─── Supplied information ───
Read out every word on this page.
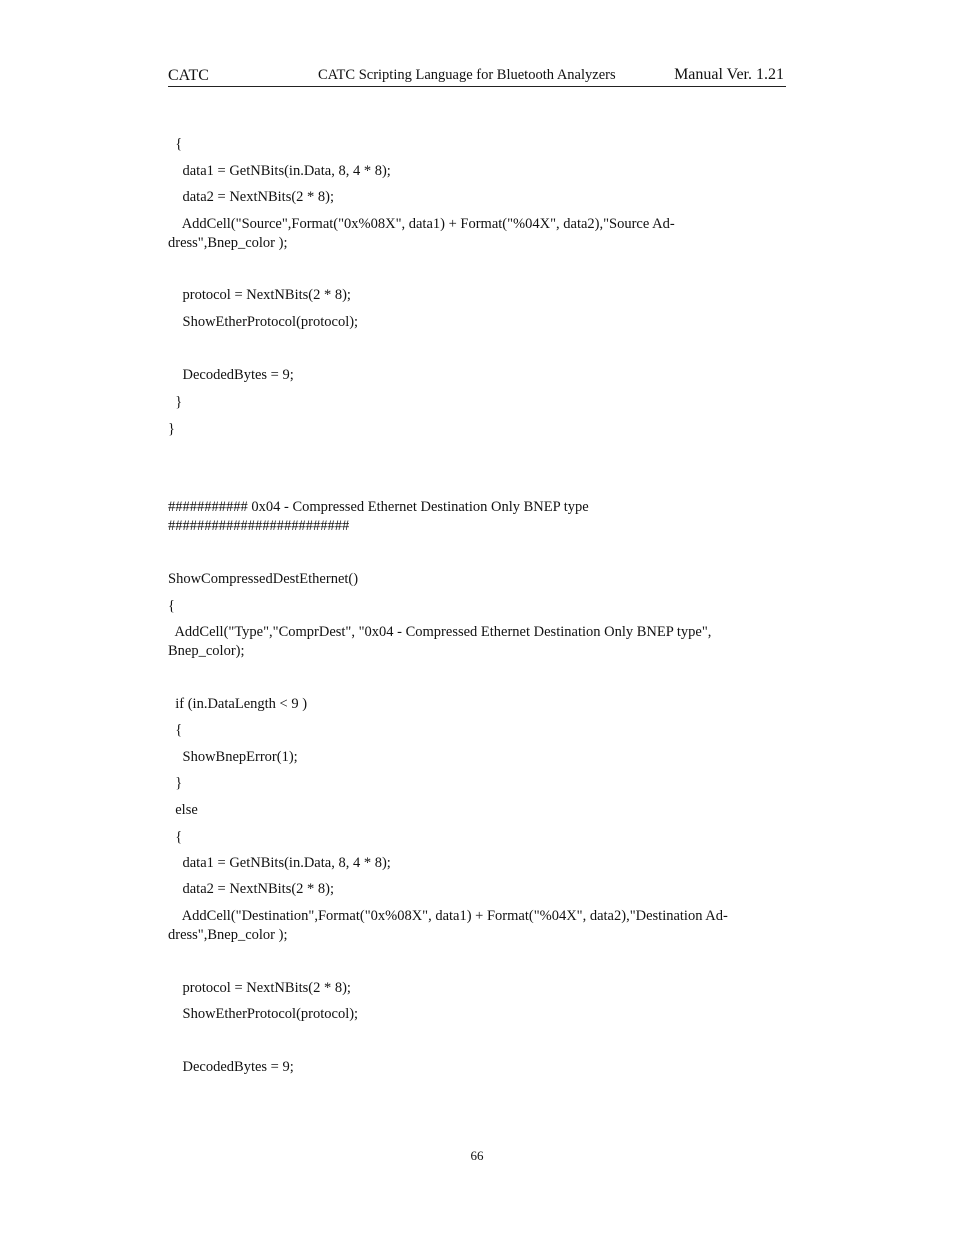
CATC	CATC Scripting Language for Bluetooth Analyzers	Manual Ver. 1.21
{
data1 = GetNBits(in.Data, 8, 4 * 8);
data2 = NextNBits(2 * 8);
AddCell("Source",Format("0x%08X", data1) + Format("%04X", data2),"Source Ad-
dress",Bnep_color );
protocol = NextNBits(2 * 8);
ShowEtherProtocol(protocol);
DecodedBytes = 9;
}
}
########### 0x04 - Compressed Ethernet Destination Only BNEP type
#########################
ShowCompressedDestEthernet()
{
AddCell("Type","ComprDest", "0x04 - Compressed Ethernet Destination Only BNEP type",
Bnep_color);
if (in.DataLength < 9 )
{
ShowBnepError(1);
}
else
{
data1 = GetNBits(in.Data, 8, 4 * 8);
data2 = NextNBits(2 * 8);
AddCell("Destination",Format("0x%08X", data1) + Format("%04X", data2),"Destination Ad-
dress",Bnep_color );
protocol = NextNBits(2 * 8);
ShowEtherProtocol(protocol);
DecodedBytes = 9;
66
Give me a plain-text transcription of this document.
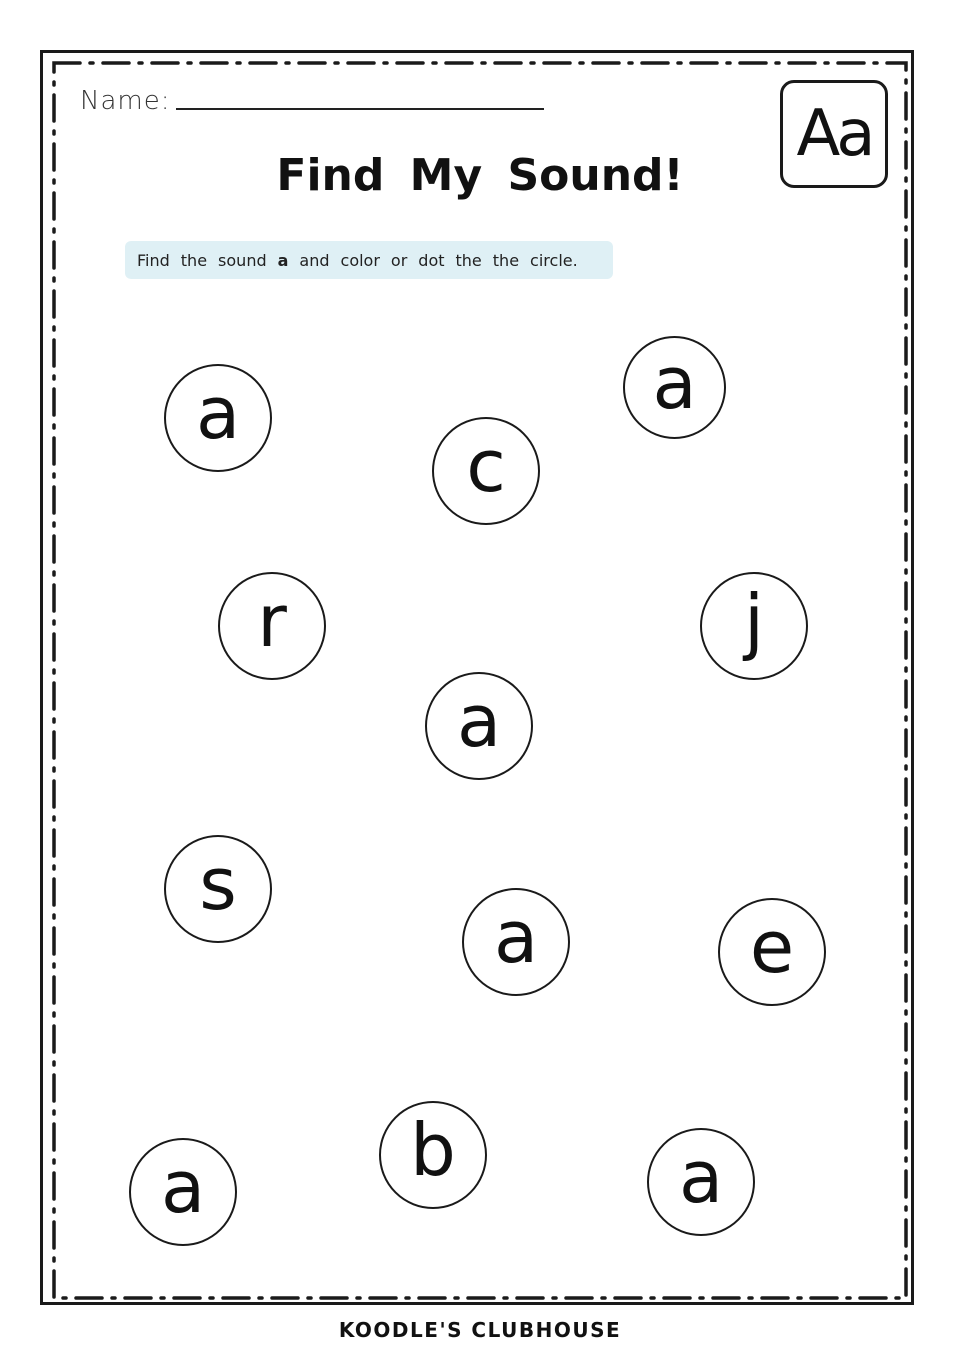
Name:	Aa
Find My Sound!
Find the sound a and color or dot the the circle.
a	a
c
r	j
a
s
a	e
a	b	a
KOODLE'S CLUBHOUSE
───
Pictures are excluded; repeat every record exactly.

Read out every word on this page.
CATC	CATC Scripting Language for Bluetooth Analyzers	Manual Ver. 1.21
{
data1 = GetNBits(in.Data, 8, 4 * 8);
data2 = NextNBits(2 * 8);
AddCell("Source",Format("0x%08X", data1) + Format("%04X", data2),"Source Ad-
dress",Bnep_color );
protocol = NextNBits(2 * 8);
ShowEtherProtocol(protocol);
DecodedBytes = 9;
}
}
########### 0x04 - Compressed Ethernet Destination Only BNEP type
#########################
ShowCompressedDestEthernet()
{
AddCell("Type","ComprDest", "0x04 - Compressed Ethernet Destination Only BNEP type",
Bnep_color);
if (in.DataLength < 9 )
{
ShowBnepError(1);
}
else
{
data1 = GetNBits(in.Data, 8, 4 * 8);
data2 = NextNBits(2 * 8);
AddCell("Destination",Format("0x%08X", data1) + Format("%04X", data2),"Destination Ad-
dress",Bnep_color );
protocol = NextNBits(2 * 8);
ShowEtherProtocol(protocol);
DecodedBytes = 9;
66
Give me a plain-text transcription of this document.
Name:	Aa
Find My Sound!
Find the sound a and color or dot the the circle.
a	a
c
r	j
a
s
a	e
a	b	a
KOODLE'S CLUBHOUSE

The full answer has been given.